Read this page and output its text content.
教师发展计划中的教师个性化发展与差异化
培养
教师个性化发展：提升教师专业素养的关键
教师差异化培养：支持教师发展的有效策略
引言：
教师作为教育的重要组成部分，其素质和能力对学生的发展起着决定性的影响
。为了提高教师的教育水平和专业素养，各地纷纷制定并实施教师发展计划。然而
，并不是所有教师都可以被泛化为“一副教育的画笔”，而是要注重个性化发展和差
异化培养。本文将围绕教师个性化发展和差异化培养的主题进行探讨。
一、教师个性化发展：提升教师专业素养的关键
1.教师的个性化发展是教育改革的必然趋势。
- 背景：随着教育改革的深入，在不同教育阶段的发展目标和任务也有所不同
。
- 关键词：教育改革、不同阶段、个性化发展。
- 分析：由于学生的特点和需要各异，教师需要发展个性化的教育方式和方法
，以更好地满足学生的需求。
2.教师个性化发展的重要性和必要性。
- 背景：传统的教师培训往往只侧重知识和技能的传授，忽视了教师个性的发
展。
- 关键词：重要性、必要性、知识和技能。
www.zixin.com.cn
⁂
● **Exercise aim**: Select and copy every line of the listing with the word "提升教师专业素养的关键".

● **Worked solution**:
教师个性化发展：提升教师专业素养的关键
一、教师个性化发展：提升教师专业素养的关键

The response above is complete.